Data provided:
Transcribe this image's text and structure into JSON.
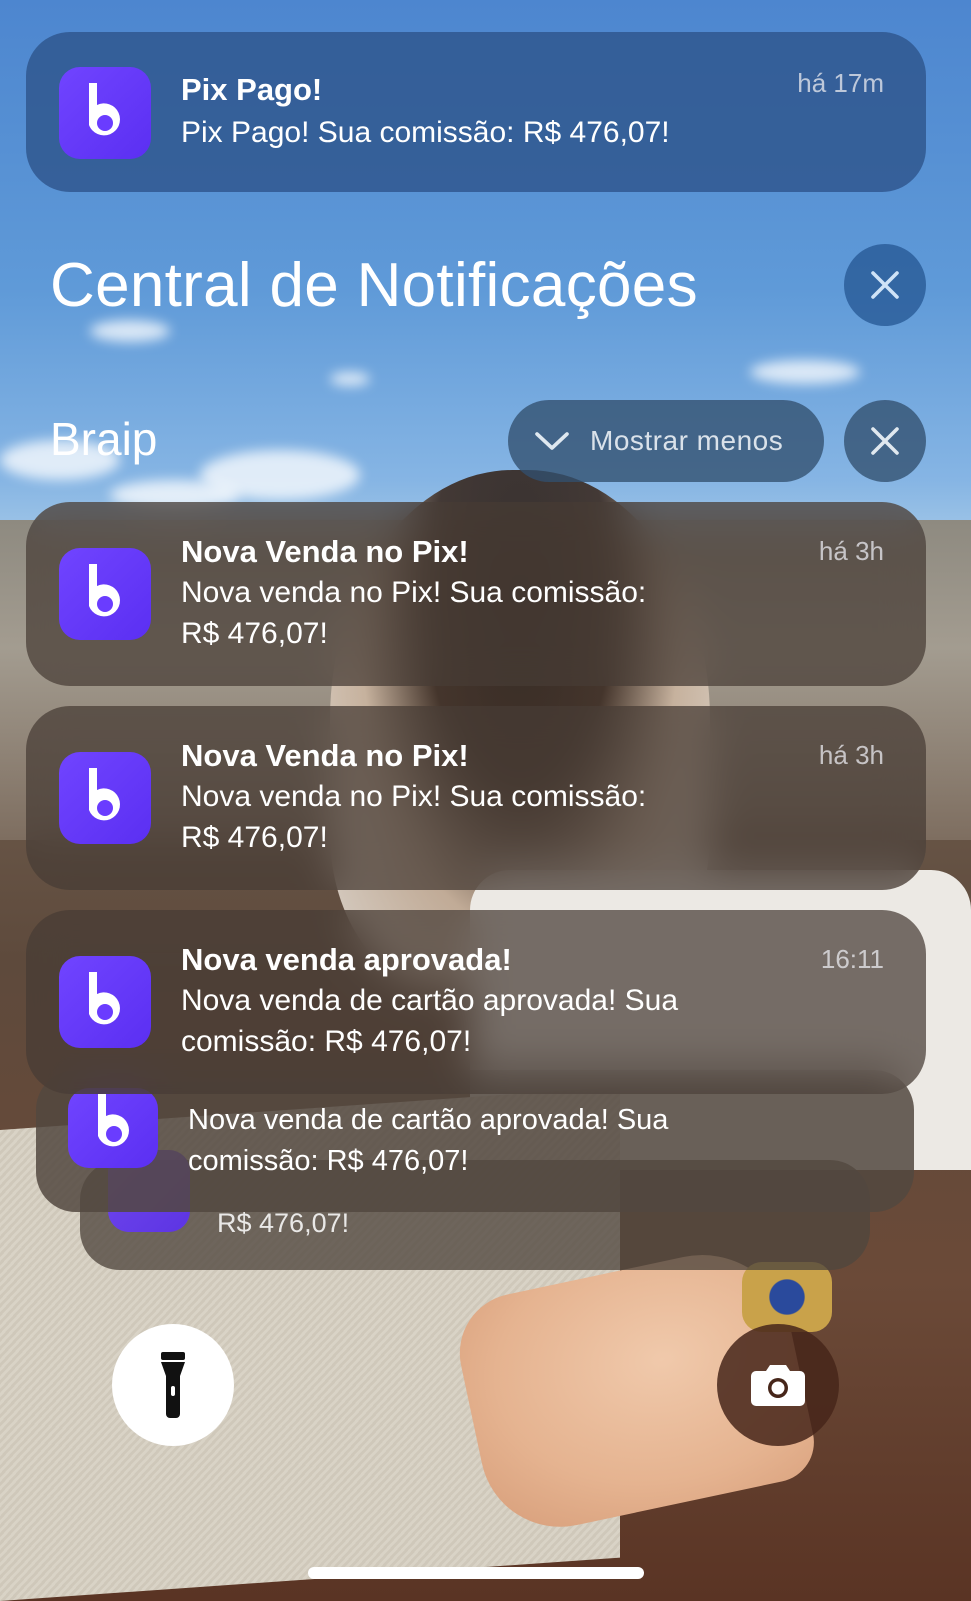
{
  "banner": {
    "title": "Pix Pago!",
    "body": "Pix Pago! Sua comissão: R$ 476,07!",
    "time": "há 17m"
  },
  "center": {
    "title": "Central de Notificações"
  },
  "group": {
    "app_name": "Braip",
    "collapse_label": "Mostrar menos"
  },
  "notifications": [
    {
      "title": "Nova Venda no Pix!",
      "body_line1": "Nova venda no Pix! Sua comissão:",
      "body_line2": "R$ 476,07!",
      "time": "há 3h"
    },
    {
      "title": "Nova Venda no Pix!",
      "body_line1": "Nova venda no Pix! Sua comissão:",
      "body_line2": "R$ 476,07!",
      "time": "há 3h"
    },
    {
      "title": "Nova venda aprovada!",
      "body_line1": "Nova venda de cartão aprovada! Sua",
      "body_line2": "comissão: R$ 476,07!",
      "time": "16:11"
    }
  ],
  "stacked": [
    {
      "body_line1": "Nova venda de cartão aprovada! Sua",
      "body_line2": "comissão: R$ 476,07!"
    },
    {
      "body_line2": "R$ 476,07!"
    }
  ],
  "controls": {
    "flashlight": "flashlight-icon",
    "camera": "camera-icon"
  },
  "colors": {
    "app_icon": "#6a3cff",
    "banner_bg": "#2e568c",
    "close_button_bg": "#285a96"
  }
}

Given task: Across the records, how many lines contain "comissão"? Only the number should be given.

Expected output: 5